Work to do: Please give the listing again, word for word, with nothing left out.

── Supplied material ──

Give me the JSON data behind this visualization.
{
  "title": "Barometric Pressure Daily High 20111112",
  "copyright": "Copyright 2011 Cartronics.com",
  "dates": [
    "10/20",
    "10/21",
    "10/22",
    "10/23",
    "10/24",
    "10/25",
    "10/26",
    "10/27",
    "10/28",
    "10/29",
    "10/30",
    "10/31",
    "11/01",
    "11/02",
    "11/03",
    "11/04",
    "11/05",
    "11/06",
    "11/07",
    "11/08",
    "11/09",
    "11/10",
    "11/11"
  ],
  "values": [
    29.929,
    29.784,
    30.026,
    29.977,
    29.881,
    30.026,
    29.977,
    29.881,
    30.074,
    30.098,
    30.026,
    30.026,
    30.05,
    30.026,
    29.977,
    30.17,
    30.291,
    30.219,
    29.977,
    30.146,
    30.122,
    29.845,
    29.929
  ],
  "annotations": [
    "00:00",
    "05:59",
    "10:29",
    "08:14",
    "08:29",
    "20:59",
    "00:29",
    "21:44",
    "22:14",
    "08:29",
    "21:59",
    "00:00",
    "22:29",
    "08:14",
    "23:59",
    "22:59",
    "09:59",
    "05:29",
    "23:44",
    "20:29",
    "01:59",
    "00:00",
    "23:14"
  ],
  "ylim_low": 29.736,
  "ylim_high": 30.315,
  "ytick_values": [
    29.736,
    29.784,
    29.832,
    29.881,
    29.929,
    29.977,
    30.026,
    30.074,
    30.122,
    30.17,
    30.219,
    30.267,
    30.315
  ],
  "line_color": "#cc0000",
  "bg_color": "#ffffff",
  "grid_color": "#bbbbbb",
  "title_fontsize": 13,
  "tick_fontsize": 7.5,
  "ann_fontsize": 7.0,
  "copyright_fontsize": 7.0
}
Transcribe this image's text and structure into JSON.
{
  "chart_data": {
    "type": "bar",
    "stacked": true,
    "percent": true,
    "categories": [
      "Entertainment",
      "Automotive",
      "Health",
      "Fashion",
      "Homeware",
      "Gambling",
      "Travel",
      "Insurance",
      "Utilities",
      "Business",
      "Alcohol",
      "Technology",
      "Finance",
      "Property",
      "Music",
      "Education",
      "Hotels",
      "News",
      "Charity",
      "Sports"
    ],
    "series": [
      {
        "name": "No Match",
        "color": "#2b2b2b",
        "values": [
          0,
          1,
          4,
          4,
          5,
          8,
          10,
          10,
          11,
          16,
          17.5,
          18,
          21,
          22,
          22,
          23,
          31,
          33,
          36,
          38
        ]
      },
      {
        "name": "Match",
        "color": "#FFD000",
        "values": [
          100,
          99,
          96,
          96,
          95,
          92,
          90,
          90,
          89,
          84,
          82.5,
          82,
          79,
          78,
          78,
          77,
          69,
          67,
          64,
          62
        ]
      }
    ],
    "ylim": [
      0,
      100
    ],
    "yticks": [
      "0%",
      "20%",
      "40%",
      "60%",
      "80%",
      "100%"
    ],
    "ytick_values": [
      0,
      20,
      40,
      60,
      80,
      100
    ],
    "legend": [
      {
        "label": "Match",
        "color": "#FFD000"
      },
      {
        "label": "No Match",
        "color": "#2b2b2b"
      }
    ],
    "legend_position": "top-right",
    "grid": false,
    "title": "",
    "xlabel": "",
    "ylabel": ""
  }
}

───

Task result:
Give me the JSON data behind this visualization.
{
  "title": "Barometric Pressure Daily High 20111112",
  "copyright": "Copyright 2011 Cartronics.com",
  "dates": [
    "10/20",
    "10/21",
    "10/22",
    "10/23",
    "10/24",
    "10/25",
    "10/26",
    "10/27",
    "10/28",
    "10/29",
    "10/30",
    "10/31",
    "11/01",
    "11/02",
    "11/03",
    "11/04",
    "11/05",
    "11/06",
    "11/07",
    "11/08",
    "11/09",
    "11/10",
    "11/11"
  ],
  "values": [
    29.929,
    29.784,
    30.026,
    29.977,
    29.881,
    30.026,
    29.977,
    29.881,
    30.074,
    30.098,
    30.026,
    30.026,
    30.05,
    30.026,
    29.977,
    30.17,
    30.291,
    30.219,
    29.977,
    30.146,
    30.122,
    29.845,
    29.929
  ],
  "annotations": [
    "00:00",
    "05:59",
    "10:29",
    "08:14",
    "08:29",
    "20:59",
    "00:29",
    "21:44",
    "22:14",
    "08:29",
    "21:59",
    "00:00",
    "22:29",
    "08:14",
    "23:59",
    "22:59",
    "09:59",
    "05:29",
    "23:44",
    "20:29",
    "01:59",
    "00:00",
    "23:14"
  ],
  "ylim_low": 29.736,
  "ylim_high": 30.315,
  "ytick_values": [
    29.736,
    29.784,
    29.832,
    29.881,
    29.929,
    29.977,
    30.026,
    30.074,
    30.122,
    30.17,
    30.219,
    30.267,
    30.315
  ],
  "line_color": "#cc0000",
  "bg_color": "#ffffff",
  "grid_color": "#bbbbbb",
  "title_fontsize": 13,
  "tick_fontsize": 7.5,
  "ann_fontsize": 7.0,
  "copyright_fontsize": 7.0
}
Transcribe this image's text and structure into JSON.
{
  "chart_data": {
    "type": "bar",
    "stacked": true,
    "percent": true,
    "categories": [
      "Entertainment",
      "Automotive",
      "Health",
      "Fashion",
      "Homeware",
      "Gambling",
      "Travel",
      "Insurance",
      "Utilities",
      "Business",
      "Alcohol",
      "Technology",
      "Finance",
      "Property",
      "Music",
      "Education",
      "Hotels",
      "News",
      "Charity",
      "Sports"
    ],
    "series": [
      {
        "name": "No Match",
        "color": "#2b2b2b",
        "values": [
          0,
          1,
          4,
          4,
          5,
          8,
          10,
          10,
          11,
          16,
          17.5,
          18,
          21,
          22,
          22,
          23,
          31,
          33,
          36,
          38
        ]
      },
      {
        "name": "Match",
        "color": "#FFD000",
        "values": [
          100,
          99,
          96,
          96,
          95,
          92,
          90,
          90,
          89,
          84,
          82.5,
          82,
          79,
          78,
          78,
          77,
          69,
          67,
          64,
          62
        ]
      }
    ],
    "ylim": [
      0,
      100
    ],
    "yticks": [
      "0%",
      "20%",
      "40%",
      "60%",
      "80%",
      "100%"
    ],
    "ytick_values": [
      0,
      20,
      40,
      60,
      80,
      100
    ],
    "legend": [
      {
        "label": "Match",
        "color": "#FFD000"
      },
      {
        "label": "No Match",
        "color": "#2b2b2b"
      }
    ],
    "legend_position": "top-right",
    "grid": false,
    "title": "",
    "xlabel": "",
    "ylabel": ""
  }
}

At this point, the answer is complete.